Page extract >>
Long Term Management Against Long Term Investing? – Thoughts on Activism and Short-termism

Corporate governance is complicated, and I usually don’t like to think too much about it because it’s just hard. However, I recently came across two very interesting and insightful articles, one from Harvard Business Review and the other from Atlantic with conclusion against each other on Activism. I hope this thinking process will be beneficial to me, and to my readers, in building up knowledge base and investment philosophy.

 

First, let’s go through a quick summary of the articles.

HBR, in their 2017 May-June magazine, published a package of articles titled “Managing for the long term” [link here], with a core article of “The Error at the Heart of Corporate Leadership” written by two well-regarded HBS professors Joseph Bower and Lynn Paine. The article started with the Valeant-Allergan acquisition drama involving Bill Ackman (by the way, I agree that Valeant was a questionable company which adopted questionable business practices and didn’t create social value. So I am with Allergan and this article on this point), and followed by challenges on the most widely used agency-based model in context of the corporate governance and proposed a new entity-based model which essentially proposes to gives company more discretion (i.e. power) by loosening them from the agent-principal handcuff. A quick summary chart exempted from the article below.

[Element and region listings]
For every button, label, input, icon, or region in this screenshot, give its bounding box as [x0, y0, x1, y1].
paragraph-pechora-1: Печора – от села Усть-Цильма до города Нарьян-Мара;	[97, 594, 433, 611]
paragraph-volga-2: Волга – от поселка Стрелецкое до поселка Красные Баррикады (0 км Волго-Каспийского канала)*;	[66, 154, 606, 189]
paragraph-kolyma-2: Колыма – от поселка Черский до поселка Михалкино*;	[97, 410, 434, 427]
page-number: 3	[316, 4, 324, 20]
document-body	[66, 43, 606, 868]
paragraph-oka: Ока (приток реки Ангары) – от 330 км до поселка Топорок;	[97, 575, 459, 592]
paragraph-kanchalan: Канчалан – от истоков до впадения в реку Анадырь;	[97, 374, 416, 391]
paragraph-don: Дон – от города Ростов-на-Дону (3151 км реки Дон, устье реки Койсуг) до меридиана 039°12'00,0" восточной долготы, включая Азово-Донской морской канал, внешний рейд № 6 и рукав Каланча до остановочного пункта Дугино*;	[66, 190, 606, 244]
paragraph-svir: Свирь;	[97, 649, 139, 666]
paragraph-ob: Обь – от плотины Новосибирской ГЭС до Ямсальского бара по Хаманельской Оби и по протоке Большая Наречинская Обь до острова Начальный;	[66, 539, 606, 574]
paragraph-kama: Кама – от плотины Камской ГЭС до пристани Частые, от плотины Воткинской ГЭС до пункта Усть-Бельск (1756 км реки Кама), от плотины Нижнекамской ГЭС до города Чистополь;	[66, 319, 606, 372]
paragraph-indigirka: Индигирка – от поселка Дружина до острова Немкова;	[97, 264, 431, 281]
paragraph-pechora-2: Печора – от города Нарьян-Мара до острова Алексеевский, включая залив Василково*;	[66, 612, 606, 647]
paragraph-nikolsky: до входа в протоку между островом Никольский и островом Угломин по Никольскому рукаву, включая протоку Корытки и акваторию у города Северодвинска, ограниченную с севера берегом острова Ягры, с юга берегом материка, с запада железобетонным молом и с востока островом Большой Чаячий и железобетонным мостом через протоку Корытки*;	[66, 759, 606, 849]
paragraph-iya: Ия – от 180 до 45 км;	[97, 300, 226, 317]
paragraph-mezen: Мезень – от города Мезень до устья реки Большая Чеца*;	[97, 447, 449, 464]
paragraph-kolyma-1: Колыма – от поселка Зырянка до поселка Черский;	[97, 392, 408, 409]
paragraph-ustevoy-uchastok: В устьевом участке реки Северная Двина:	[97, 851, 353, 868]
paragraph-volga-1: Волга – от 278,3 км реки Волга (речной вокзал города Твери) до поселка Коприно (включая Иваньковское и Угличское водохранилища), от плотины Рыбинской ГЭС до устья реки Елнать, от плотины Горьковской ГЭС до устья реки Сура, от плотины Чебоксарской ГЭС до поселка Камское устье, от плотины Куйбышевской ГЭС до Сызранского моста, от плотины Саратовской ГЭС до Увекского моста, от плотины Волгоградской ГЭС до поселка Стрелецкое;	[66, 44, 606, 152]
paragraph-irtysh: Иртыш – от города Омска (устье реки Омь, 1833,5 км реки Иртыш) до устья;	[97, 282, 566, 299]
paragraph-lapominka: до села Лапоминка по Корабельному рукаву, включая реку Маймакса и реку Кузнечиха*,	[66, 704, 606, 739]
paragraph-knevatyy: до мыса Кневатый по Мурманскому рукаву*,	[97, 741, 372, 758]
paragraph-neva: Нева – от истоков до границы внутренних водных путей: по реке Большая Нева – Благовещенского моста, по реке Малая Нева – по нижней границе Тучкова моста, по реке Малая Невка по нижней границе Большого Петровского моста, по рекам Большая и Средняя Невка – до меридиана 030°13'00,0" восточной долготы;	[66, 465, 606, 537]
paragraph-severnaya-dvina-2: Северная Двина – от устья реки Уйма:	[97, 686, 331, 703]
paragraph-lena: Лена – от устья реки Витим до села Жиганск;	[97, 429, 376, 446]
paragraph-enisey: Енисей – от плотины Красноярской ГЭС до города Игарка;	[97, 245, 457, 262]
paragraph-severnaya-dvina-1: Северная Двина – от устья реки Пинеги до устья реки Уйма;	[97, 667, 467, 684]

Requirement 1 >> Return the stretch of the post on activism and short-termism from "Long Term Management" through "of the articles.", copied word for word.
Requirement 2 >> According to the post on activism and short-termism, who wrote "The Error at the Heart of Corporate Leadership"?
Requirement 3 >> Continue the post on activism and short-termism from its last sentence.

Final result 1 >>
Long Term Management Against Long Term Investing? – Thoughts on Activism and Short-termism

Corporate governance is complicated, and I usually don’t like to think too much about it because it’s just hard. However, I recently came across two very interesting and insightful articles, one from Harvard Business Review and the other from Atlantic with conclusion against each other on Activism. I hope this thinking process will be beneficial to me, and to my readers, in building up knowledge base and investment philosophy.

 

First, let’s go through a quick summary of the articles.

Final result 2 >> Joseph Bower and Lynn Paine, two HBS professors.

Final result 3 >>
HBR_EntityModels

This article is thoroughly contemplated and aimed justifiably at the core issue of the capital market – Short-termism, however may have gone too far to directly link Short-termism to Activism. Thus, I have some reservation on some minor points, mainly due to this linkage (which could be a separate write-up, so I won’t elaborate here), but overall think it’s a great step to tackle such a socially important issue and think this new model may have profound impact on future corporate governance.

The Atlantic article, “Frank and Steven’s Excellent Corporate-Raiding Adventure” [link here], on the other hand, is a fascinating story about two law professors practiced classical activist playbook on small cap public company, Tejon Ranch [$TRC], for about two years and finally threw towel on it. Based on their interaction with the management and board, their closing note is “From our perspective, corporate America is now too well guarded. There are too few, rather than too many, of us activists out there banging at the gate.

By the way, the two protagonists in this Atlantic article are elite school academics as well. Frank Partnoy is a Yale JD and teaches at UCSD, while Steven D. Solomon is a Columbia JD and teaches at UC Berkeley. So why these best-educated and most insightful thought leaders reached such totally opposite conclusion? One reason could be that they are, to some extent, biased by the role they played in the social system and whom in corporate world they interacted with. Supposedly, the two Harvard Business School scholars would serve consultant to the largest and most prestigious corporations and most of time interact with highly-respected, honorable executives; while the two law professors, by nature, would often interact with misconducts of unethical business practitioners.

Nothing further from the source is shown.